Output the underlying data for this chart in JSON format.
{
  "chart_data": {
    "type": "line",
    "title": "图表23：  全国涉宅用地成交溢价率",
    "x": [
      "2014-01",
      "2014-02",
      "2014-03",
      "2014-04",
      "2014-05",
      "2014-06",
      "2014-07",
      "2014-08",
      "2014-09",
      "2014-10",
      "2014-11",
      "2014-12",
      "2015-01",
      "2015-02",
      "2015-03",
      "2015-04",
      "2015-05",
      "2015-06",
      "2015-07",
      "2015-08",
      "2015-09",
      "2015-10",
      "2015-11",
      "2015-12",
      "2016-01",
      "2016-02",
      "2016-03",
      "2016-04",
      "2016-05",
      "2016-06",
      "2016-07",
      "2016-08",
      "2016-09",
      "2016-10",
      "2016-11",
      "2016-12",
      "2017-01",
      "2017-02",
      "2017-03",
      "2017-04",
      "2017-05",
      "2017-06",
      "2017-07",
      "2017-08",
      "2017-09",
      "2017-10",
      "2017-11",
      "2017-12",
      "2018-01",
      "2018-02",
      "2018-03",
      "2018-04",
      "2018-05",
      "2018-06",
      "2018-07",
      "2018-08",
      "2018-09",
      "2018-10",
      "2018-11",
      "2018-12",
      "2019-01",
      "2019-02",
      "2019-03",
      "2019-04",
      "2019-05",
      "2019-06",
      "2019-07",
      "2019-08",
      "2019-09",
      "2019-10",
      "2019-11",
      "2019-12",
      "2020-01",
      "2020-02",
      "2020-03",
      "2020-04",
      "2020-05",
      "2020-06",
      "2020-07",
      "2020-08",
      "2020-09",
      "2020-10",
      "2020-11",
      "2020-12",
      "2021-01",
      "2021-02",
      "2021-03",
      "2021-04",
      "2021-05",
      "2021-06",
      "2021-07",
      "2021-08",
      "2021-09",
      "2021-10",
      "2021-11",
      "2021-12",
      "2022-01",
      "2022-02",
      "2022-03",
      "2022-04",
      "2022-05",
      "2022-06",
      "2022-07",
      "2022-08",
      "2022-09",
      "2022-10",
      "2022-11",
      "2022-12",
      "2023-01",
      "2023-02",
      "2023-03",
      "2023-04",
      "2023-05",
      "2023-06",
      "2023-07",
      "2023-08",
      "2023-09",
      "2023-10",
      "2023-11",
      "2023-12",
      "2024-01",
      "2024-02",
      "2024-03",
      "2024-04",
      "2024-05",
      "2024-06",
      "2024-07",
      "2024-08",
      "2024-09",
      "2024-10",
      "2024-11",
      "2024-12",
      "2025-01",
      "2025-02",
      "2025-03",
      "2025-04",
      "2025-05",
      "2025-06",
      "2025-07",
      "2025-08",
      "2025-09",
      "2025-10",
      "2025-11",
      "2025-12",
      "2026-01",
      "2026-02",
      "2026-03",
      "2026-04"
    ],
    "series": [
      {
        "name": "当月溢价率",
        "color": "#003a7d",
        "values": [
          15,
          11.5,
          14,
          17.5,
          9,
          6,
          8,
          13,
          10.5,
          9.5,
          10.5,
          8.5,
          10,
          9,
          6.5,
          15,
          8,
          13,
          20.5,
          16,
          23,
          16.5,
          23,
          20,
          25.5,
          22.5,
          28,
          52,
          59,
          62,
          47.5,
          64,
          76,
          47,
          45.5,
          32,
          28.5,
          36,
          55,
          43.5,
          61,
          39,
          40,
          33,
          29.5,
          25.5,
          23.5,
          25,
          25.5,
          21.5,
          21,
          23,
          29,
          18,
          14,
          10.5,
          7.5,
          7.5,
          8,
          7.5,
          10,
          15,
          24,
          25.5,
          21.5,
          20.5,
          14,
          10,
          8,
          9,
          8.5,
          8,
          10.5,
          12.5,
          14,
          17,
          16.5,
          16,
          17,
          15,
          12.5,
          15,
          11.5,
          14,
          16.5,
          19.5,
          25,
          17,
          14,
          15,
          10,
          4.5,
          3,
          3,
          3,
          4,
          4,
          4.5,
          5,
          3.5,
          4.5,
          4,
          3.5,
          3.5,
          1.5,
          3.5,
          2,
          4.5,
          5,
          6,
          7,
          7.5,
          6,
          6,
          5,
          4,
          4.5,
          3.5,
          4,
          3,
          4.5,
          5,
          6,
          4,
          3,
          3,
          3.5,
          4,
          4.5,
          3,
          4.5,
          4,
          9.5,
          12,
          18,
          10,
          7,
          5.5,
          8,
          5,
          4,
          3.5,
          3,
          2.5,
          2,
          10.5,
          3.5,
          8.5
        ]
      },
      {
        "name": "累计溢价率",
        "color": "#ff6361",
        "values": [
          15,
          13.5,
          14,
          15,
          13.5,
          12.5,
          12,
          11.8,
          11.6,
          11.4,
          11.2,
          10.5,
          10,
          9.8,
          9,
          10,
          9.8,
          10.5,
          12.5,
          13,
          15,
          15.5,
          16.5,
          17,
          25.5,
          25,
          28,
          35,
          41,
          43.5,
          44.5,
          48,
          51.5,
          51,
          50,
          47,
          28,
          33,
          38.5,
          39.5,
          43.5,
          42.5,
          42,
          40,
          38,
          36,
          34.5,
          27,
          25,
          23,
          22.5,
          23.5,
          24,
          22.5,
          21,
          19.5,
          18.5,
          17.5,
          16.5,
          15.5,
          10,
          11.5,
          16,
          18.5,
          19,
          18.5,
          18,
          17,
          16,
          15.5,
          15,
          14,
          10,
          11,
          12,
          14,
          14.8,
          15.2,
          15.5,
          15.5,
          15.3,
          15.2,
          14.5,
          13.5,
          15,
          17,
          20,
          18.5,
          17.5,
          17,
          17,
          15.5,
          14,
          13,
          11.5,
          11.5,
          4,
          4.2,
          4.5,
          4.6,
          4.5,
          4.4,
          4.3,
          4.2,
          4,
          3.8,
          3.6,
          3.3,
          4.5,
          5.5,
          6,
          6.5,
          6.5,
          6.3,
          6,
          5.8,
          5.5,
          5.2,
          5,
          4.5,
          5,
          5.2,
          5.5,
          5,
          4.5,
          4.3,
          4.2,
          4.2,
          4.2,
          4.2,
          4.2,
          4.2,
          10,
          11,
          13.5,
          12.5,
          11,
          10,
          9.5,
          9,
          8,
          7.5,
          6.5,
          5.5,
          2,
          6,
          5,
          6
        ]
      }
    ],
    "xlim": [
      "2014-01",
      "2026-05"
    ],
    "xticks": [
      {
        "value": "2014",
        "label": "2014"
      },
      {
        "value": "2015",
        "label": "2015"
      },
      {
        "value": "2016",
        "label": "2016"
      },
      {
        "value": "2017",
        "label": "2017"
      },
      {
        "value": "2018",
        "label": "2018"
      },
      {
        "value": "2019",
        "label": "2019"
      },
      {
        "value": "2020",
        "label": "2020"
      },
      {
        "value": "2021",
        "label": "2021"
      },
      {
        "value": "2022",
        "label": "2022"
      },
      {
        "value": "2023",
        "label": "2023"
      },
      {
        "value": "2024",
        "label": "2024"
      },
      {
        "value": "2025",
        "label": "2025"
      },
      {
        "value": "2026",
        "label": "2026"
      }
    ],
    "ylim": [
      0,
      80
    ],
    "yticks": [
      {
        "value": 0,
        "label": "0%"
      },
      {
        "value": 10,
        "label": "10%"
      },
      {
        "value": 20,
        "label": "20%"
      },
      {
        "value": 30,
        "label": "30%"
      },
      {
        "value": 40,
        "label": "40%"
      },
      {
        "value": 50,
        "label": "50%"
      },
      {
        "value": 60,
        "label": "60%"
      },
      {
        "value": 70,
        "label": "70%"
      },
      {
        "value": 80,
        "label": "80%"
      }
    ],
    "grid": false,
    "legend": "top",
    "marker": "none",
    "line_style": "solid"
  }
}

_____

Repeat all of the records above exactly as they appear.

*Response below:*
Output the underlying data for this chart in JSON format.
{
  "chart_data": {
    "type": "line",
    "title": "图表23：  全国涉宅用地成交溢价率",
    "x": [
      "2014-01",
      "2014-02",
      "2014-03",
      "2014-04",
      "2014-05",
      "2014-06",
      "2014-07",
      "2014-08",
      "2014-09",
      "2014-10",
      "2014-11",
      "2014-12",
      "2015-01",
      "2015-02",
      "2015-03",
      "2015-04",
      "2015-05",
      "2015-06",
      "2015-07",
      "2015-08",
      "2015-09",
      "2015-10",
      "2015-11",
      "2015-12",
      "2016-01",
      "2016-02",
      "2016-03",
      "2016-04",
      "2016-05",
      "2016-06",
      "2016-07",
      "2016-08",
      "2016-09",
      "2016-10",
      "2016-11",
      "2016-12",
      "2017-01",
      "2017-02",
      "2017-03",
      "2017-04",
      "2017-05",
      "2017-06",
      "2017-07",
      "2017-08",
      "2017-09",
      "2017-10",
      "2017-11",
      "2017-12",
      "2018-01",
      "2018-02",
      "2018-03",
      "2018-04",
      "2018-05",
      "2018-06",
      "2018-07",
      "2018-08",
      "2018-09",
      "2018-10",
      "2018-11",
      "2018-12",
      "2019-01",
      "2019-02",
      "2019-03",
      "2019-04",
      "2019-05",
      "2019-06",
      "2019-07",
      "2019-08",
      "2019-09",
      "2019-10",
      "2019-11",
      "2019-12",
      "2020-01",
      "2020-02",
      "2020-03",
      "2020-04",
      "2020-05",
      "2020-06",
      "2020-07",
      "2020-08",
      "2020-09",
      "2020-10",
      "2020-11",
      "2020-12",
      "2021-01",
      "2021-02",
      "2021-03",
      "2021-04",
      "2021-05",
      "2021-06",
      "2021-07",
      "2021-08",
      "2021-09",
      "2021-10",
      "2021-11",
      "2021-12",
      "2022-01",
      "2022-02",
      "2022-03",
      "2022-04",
      "2022-05",
      "2022-06",
      "2022-07",
      "2022-08",
      "2022-09",
      "2022-10",
      "2022-11",
      "2022-12",
      "2023-01",
      "2023-02",
      "2023-03",
      "2023-04",
      "2023-05",
      "2023-06",
      "2023-07",
      "2023-08",
      "2023-09",
      "2023-10",
      "2023-11",
      "2023-12",
      "2024-01",
      "2024-02",
      "2024-03",
      "2024-04",
      "2024-05",
      "2024-06",
      "2024-07",
      "2024-08",
      "2024-09",
      "2024-10",
      "2024-11",
      "2024-12",
      "2025-01",
      "2025-02",
      "2025-03",
      "2025-04",
      "2025-05",
      "2025-06",
      "2025-07",
      "2025-08",
      "2025-09",
      "2025-10",
      "2025-11",
      "2025-12",
      "2026-01",
      "2026-02",
      "2026-03",
      "2026-04"
    ],
    "series": [
      {
        "name": "当月溢价率",
        "color": "#003a7d",
        "values": [
          15,
          11.5,
          14,
          17.5,
          9,
          6,
          8,
          13,
          10.5,
          9.5,
          10.5,
          8.5,
          10,
          9,
          6.5,
          15,
          8,
          13,
          20.5,
          16,
          23,
          16.5,
          23,
          20,
          25.5,
          22.5,
          28,
          52,
          59,
          62,
          47.5,
          64,
          76,
          47,
          45.5,
          32,
          28.5,
          36,
          55,
          43.5,
          61,
          39,
          40,
          33,
          29.5,
          25.5,
          23.5,
          25,
          25.5,
          21.5,
          21,
          23,
          29,
          18,
          14,
          10.5,
          7.5,
          7.5,
          8,
          7.5,
          10,
          15,
          24,
          25.5,
          21.5,
          20.5,
          14,
          10,
          8,
          9,
          8.5,
          8,
          10.5,
          12.5,
          14,
          17,
          16.5,
          16,
          17,
          15,
          12.5,
          15,
          11.5,
          14,
          16.5,
          19.5,
          25,
          17,
          14,
          15,
          10,
          4.5,
          3,
          3,
          3,
          4,
          4,
          4.5,
          5,
          3.5,
          4.5,
          4,
          3.5,
          3.5,
          1.5,
          3.5,
          2,
          4.5,
          5,
          6,
          7,
          7.5,
          6,
          6,
          5,
          4,
          4.5,
          3.5,
          4,
          3,
          4.5,
          5,
          6,
          4,
          3,
          3,
          3.5,
          4,
          4.5,
          3,
          4.5,
          4,
          9.5,
          12,
          18,
          10,
          7,
          5.5,
          8,
          5,
          4,
          3.5,
          3,
          2.5,
          2,
          10.5,
          3.5,
          8.5
        ]
      },
      {
        "name": "累计溢价率",
        "color": "#ff6361",
        "values": [
          15,
          13.5,
          14,
          15,
          13.5,
          12.5,
          12,
          11.8,
          11.6,
          11.4,
          11.2,
          10.5,
          10,
          9.8,
          9,
          10,
          9.8,
          10.5,
          12.5,
          13,
          15,
          15.5,
          16.5,
          17,
          25.5,
          25,
          28,
          35,
          41,
          43.5,
          44.5,
          48,
          51.5,
          51,
          50,
          47,
          28,
          33,
          38.5,
          39.5,
          43.5,
          42.5,
          42,
          40,
          38,
          36,
          34.5,
          27,
          25,
          23,
          22.5,
          23.5,
          24,
          22.5,
          21,
          19.5,
          18.5,
          17.5,
          16.5,
          15.5,
          10,
          11.5,
          16,
          18.5,
          19,
          18.5,
          18,
          17,
          16,
          15.5,
          15,
          14,
          10,
          11,
          12,
          14,
          14.8,
          15.2,
          15.5,
          15.5,
          15.3,
          15.2,
          14.5,
          13.5,
          15,
          17,
          20,
          18.5,
          17.5,
          17,
          17,
          15.5,
          14,
          13,
          11.5,
          11.5,
          4,
          4.2,
          4.5,
          4.6,
          4.5,
          4.4,
          4.3,
          4.2,
          4,
          3.8,
          3.6,
          3.3,
          4.5,
          5.5,
          6,
          6.5,
          6.5,
          6.3,
          6,
          5.8,
          5.5,
          5.2,
          5,
          4.5,
          5,
          5.2,
          5.5,
          5,
          4.5,
          4.3,
          4.2,
          4.2,
          4.2,
          4.2,
          4.2,
          4.2,
          10,
          11,
          13.5,
          12.5,
          11,
          10,
          9.5,
          9,
          8,
          7.5,
          6.5,
          5.5,
          2,
          6,
          5,
          6
        ]
      }
    ],
    "xlim": [
      "2014-01",
      "2026-05"
    ],
    "xticks": [
      {
        "value": "2014",
        "label": "2014"
      },
      {
        "value": "2015",
        "label": "2015"
      },
      {
        "value": "2016",
        "label": "2016"
      },
      {
        "value": "2017",
        "label": "2017"
      },
      {
        "value": "2018",
        "label": "2018"
      },
      {
        "value": "2019",
        "label": "2019"
      },
      {
        "value": "2020",
        "label": "2020"
      },
      {
        "value": "2021",
        "label": "2021"
      },
      {
        "value": "2022",
        "label": "2022"
      },
      {
        "value": "2023",
        "label": "2023"
      },
      {
        "value": "2024",
        "label": "2024"
      },
      {
        "value": "2025",
        "label": "2025"
      },
      {
        "value": "2026",
        "label": "2026"
      }
    ],
    "ylim": [
      0,
      80
    ],
    "yticks": [
      {
        "value": 0,
        "label": "0%"
      },
      {
        "value": 10,
        "label": "10%"
      },
      {
        "value": 20,
        "label": "20%"
      },
      {
        "value": 30,
        "label": "30%"
      },
      {
        "value": 40,
        "label": "40%"
      },
      {
        "value": 50,
        "label": "50%"
      },
      {
        "value": 60,
        "label": "60%"
      },
      {
        "value": 70,
        "label": "70%"
      },
      {
        "value": 80,
        "label": "80%"
      }
    ],
    "grid": false,
    "legend": "top",
    "marker": "none",
    "line_style": "solid"
  }
}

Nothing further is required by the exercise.